> [Goal of the exercise]:
Transcribe every line exactly and omit anything that is a picture.

> [Extracted data]:
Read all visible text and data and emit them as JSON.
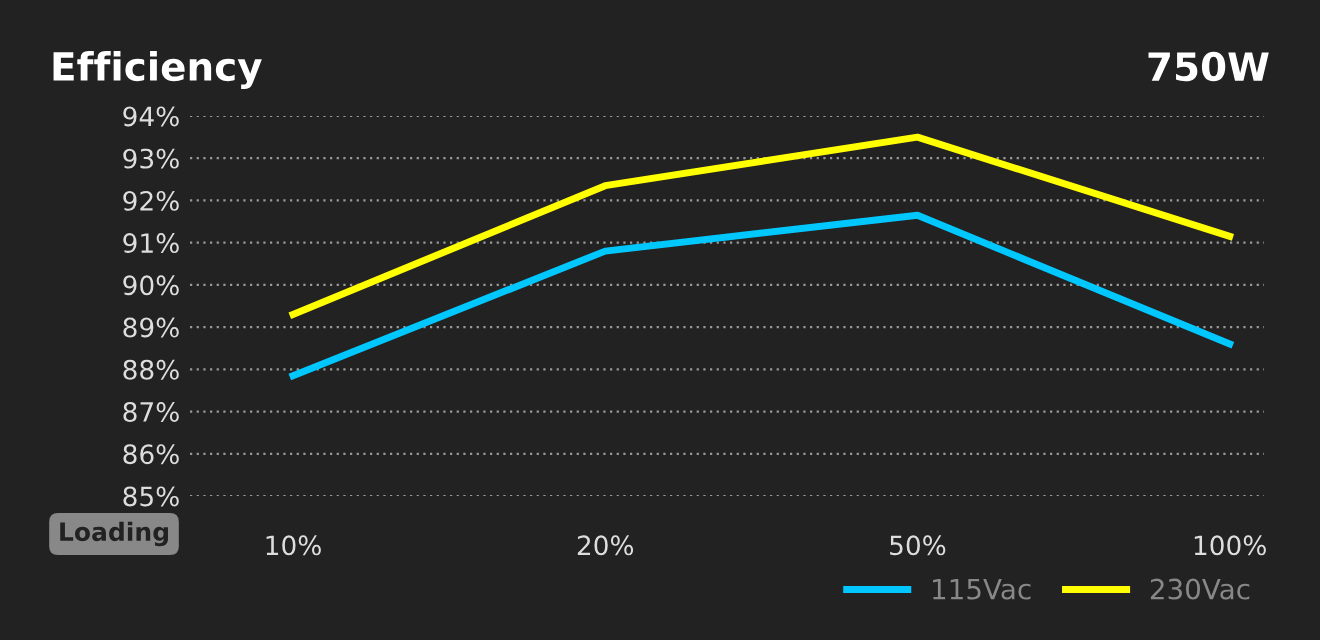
{
  "chart_data": {
    "type": "line",
    "title": "Efficiency",
    "subtitle": "750W",
    "xlabel": "Loading",
    "categories": [
      "10%",
      "20%",
      "50%",
      "100%"
    ],
    "series": [
      {
        "name": "115Vac",
        "color": "#00c8ff",
        "values": [
          87.85,
          90.8,
          91.65,
          88.6
        ]
      },
      {
        "name": "230Vac",
        "color": "#ffff00",
        "values": [
          89.3,
          92.35,
          93.5,
          91.15
        ]
      }
    ],
    "ylim": [
      85,
      94
    ],
    "yticks": [
      {
        "value": 85,
        "label": "85%"
      },
      {
        "value": 86,
        "label": "86%"
      },
      {
        "value": 87,
        "label": "87%"
      },
      {
        "value": 88,
        "label": "88%"
      },
      {
        "value": 89,
        "label": "89%"
      },
      {
        "value": 90,
        "label": "90%"
      },
      {
        "value": 91,
        "label": "91%"
      },
      {
        "value": 92,
        "label": "92%"
      },
      {
        "value": 93,
        "label": "93%"
      },
      {
        "value": 94,
        "label": "94%"
      }
    ],
    "grid": "y",
    "legend": "bottom right",
    "marker": "none",
    "line_style": "solid"
  }
}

> [Exercise answer]:
Read all visible text and data and emit them as JSON.
{
  "chart_data": {
    "type": "line",
    "title": "Efficiency",
    "subtitle": "750W",
    "xlabel": "Loading",
    "categories": [
      "10%",
      "20%",
      "50%",
      "100%"
    ],
    "series": [
      {
        "name": "115Vac",
        "color": "#00c8ff",
        "values": [
          87.85,
          90.8,
          91.65,
          88.6
        ]
      },
      {
        "name": "230Vac",
        "color": "#ffff00",
        "values": [
          89.3,
          92.35,
          93.5,
          91.15
        ]
      }
    ],
    "ylim": [
      85,
      94
    ],
    "yticks": [
      {
        "value": 85,
        "label": "85%"
      },
      {
        "value": 86,
        "label": "86%"
      },
      {
        "value": 87,
        "label": "87%"
      },
      {
        "value": 88,
        "label": "88%"
      },
      {
        "value": 89,
        "label": "89%"
      },
      {
        "value": 90,
        "label": "90%"
      },
      {
        "value": 91,
        "label": "91%"
      },
      {
        "value": 92,
        "label": "92%"
      },
      {
        "value": 93,
        "label": "93%"
      },
      {
        "value": 94,
        "label": "94%"
      }
    ],
    "grid": "y",
    "legend": "bottom right",
    "marker": "none",
    "line_style": "solid"
  }
}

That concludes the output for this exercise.